start Working data
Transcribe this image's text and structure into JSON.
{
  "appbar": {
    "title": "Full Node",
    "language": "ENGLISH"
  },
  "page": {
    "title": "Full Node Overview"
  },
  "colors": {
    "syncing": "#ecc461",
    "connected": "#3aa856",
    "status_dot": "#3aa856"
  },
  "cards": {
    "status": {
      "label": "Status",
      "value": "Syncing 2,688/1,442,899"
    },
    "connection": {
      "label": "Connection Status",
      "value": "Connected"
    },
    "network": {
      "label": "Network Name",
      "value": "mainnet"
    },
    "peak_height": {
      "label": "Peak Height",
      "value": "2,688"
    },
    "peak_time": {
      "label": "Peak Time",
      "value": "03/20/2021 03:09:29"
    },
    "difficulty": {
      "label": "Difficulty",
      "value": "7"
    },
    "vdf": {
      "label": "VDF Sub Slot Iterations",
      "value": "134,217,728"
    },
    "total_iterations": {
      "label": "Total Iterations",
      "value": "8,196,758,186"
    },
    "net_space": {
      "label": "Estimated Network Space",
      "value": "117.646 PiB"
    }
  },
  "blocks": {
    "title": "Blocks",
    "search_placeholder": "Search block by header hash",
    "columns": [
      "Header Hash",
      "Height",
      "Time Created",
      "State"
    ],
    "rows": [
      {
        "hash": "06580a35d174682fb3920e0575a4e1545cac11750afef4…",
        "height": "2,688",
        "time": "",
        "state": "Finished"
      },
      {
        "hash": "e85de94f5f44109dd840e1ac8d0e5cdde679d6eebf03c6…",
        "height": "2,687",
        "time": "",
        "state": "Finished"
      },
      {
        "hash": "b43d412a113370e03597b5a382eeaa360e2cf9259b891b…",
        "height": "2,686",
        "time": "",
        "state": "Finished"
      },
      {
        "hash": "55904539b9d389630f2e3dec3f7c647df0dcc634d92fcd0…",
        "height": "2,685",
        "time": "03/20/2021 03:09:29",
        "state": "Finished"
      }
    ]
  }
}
end Working data
Description of the task | Please quote the records above exactly, without skipping a line.

The answer |
Transcribe this image's text and structure into JSON.
{
  "appbar": {
    "title": "Full Node",
    "language": "ENGLISH"
  },
  "page": {
    "title": "Full Node Overview"
  },
  "colors": {
    "syncing": "#ecc461",
    "connected": "#3aa856",
    "status_dot": "#3aa856"
  },
  "cards": {
    "status": {
      "label": "Status",
      "value": "Syncing 2,688/1,442,899"
    },
    "connection": {
      "label": "Connection Status",
      "value": "Connected"
    },
    "network": {
      "label": "Network Name",
      "value": "mainnet"
    },
    "peak_height": {
      "label": "Peak Height",
      "value": "2,688"
    },
    "peak_time": {
      "label": "Peak Time",
      "value": "03/20/2021 03:09:29"
    },
    "difficulty": {
      "label": "Difficulty",
      "value": "7"
    },
    "vdf": {
      "label": "VDF Sub Slot Iterations",
      "value": "134,217,728"
    },
    "total_iterations": {
      "label": "Total Iterations",
      "value": "8,196,758,186"
    },
    "net_space": {
      "label": "Estimated Network Space",
      "value": "117.646 PiB"
    }
  },
  "blocks": {
    "title": "Blocks",
    "search_placeholder": "Search block by header hash",
    "columns": [
      "Header Hash",
      "Height",
      "Time Created",
      "State"
    ],
    "rows": [
      {
        "hash": "06580a35d174682fb3920e0575a4e1545cac11750afef4…",
        "height": "2,688",
        "time": "",
        "state": "Finished"
      },
      {
        "hash": "e85de94f5f44109dd840e1ac8d0e5cdde679d6eebf03c6…",
        "height": "2,687",
        "time": "",
        "state": "Finished"
      },
      {
        "hash": "b43d412a113370e03597b5a382eeaa360e2cf9259b891b…",
        "height": "2,686",
        "time": "",
        "state": "Finished"
      },
      {
        "hash": "55904539b9d389630f2e3dec3f7c647df0dcc634d92fcd0…",
        "height": "2,685",
        "time": "03/20/2021 03:09:29",
        "state": "Finished"
      }
    ]
  }
}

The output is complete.